Task objective: Reproduce all the material exactly, minus any pictures it holds.

-- START --

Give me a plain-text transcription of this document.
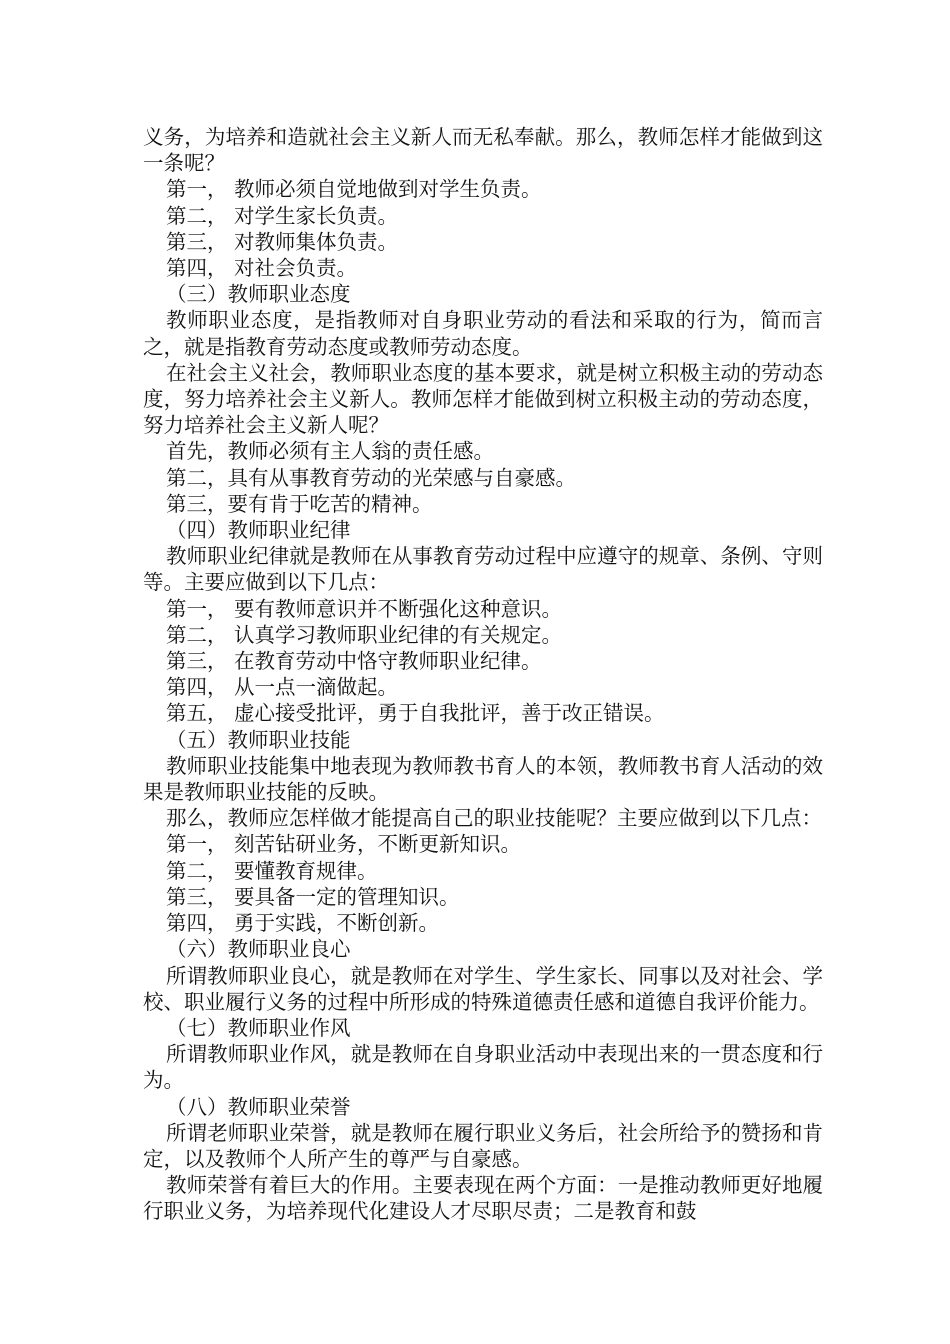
义务，为培养和造就社会主义新人而无私奉献。那么，教师怎样才能做到这一条呢？

第一， 教师必须自觉地做到对学生负责。

第二， 对学生家长负责。

第三， 对教师集体负责。

第四， 对社会负责。

（三）教师职业态度

教师职业态度，是指教师对自身职业劳动的看法和采取的行为，简而言之，就是指教育劳动态度或教师劳动态度。

在社会主义社会，教师职业态度的基本要求，就是树立积极主动的劳动态度，努力培养社会主义新人。教师怎样才能做到树立积极主动的劳动态度，努力培养社会主义新人呢？

首先，教师必须有主人翁的责任感。

第二，具有从事教育劳动的光荣感与自豪感。

第三，要有肯于吃苦的精神。

（四）教师职业纪律

教师职业纪律就是教师在从事教育劳动过程中应遵守的规章、条例、守则等。主要应做到以下几点：

第一， 要有教师意识并不断强化这种意识。

第二， 认真学习教师职业纪律的有关规定。

第三， 在教育劳动中恪守教师职业纪律。

第四， 从一点一滴做起。

第五， 虚心接受批评，勇于自我批评，善于改正错误。

（五）教师职业技能

教师职业技能集中地表现为教师教书育人的本领，教师教书育人活动的效果是教师职业技能的反映。

那么，教师应怎样做才能提高自己的职业技能呢？主要应做到以下几点：

第一， 刻苦钻研业务，不断更新知识。

第二， 要懂教育规律。

第三， 要具备一定的管理知识。

第四， 勇于实践，不断创新。

（六）教师职业良心

所谓教师职业良心，就是教师在对学生、学生家长、同事以及对社会、学校、职业履行义务的过程中所形成的特殊道德责任感和道德自我评价能力。

（七）教师职业作风

所谓教师职业作风，就是教师在自身职业活动中表现出来的一贯态度和行为。

（八）教师职业荣誉

所谓老师职业荣誉，就是教师在履行职业义务后，社会所给予的赞扬和肯定，以及教师个人所产生的尊严与自豪感。

教师荣誉有着巨大的作用。主要表现在两个方面：一是推动教师更好地履行职业义务，为培养现代化建设人才尽职尽责；二是教育和鼓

-- END --

Finished answer:
Give me a plain-text transcription of this document.
义务，为培养和造就社会主义新人而无私奉献。那么，教师怎样才能做到这一条呢？

第一， 教师必须自觉地做到对学生负责。

第二， 对学生家长负责。

第三， 对教师集体负责。

第四， 对社会负责。

（三）教师职业态度

教师职业态度，是指教师对自身职业劳动的看法和采取的行为，简而言之，就是指教育劳动态度或教师劳动态度。

在社会主义社会，教师职业态度的基本要求，就是树立积极主动的劳动态度，努力培养社会主义新人。教师怎样才能做到树立积极主动的劳动态度，努力培养社会主义新人呢？

首先，教师必须有主人翁的责任感。

第二，具有从事教育劳动的光荣感与自豪感。

第三，要有肯于吃苦的精神。

（四）教师职业纪律

教师职业纪律就是教师在从事教育劳动过程中应遵守的规章、条例、守则等。主要应做到以下几点：

第一， 要有教师意识并不断强化这种意识。

第二， 认真学习教师职业纪律的有关规定。

第三， 在教育劳动中恪守教师职业纪律。

第四， 从一点一滴做起。

第五， 虚心接受批评，勇于自我批评，善于改正错误。

（五）教师职业技能

教师职业技能集中地表现为教师教书育人的本领，教师教书育人活动的效果是教师职业技能的反映。

那么，教师应怎样做才能提高自己的职业技能呢？主要应做到以下几点：

第一， 刻苦钻研业务，不断更新知识。

第二， 要懂教育规律。

第三， 要具备一定的管理知识。

第四， 勇于实践，不断创新。

（六）教师职业良心

所谓教师职业良心，就是教师在对学生、学生家长、同事以及对社会、学校、职业履行义务的过程中所形成的特殊道德责任感和道德自我评价能力。

（七）教师职业作风

所谓教师职业作风，就是教师在自身职业活动中表现出来的一贯态度和行为。

（八）教师职业荣誉

所谓老师职业荣誉，就是教师在履行职业义务后，社会所给予的赞扬和肯定，以及教师个人所产生的尊严与自豪感。

教师荣誉有着巨大的作用。主要表现在两个方面：一是推动教师更好地履行职业义务，为培养现代化建设人才尽职尽责；二是教育和鼓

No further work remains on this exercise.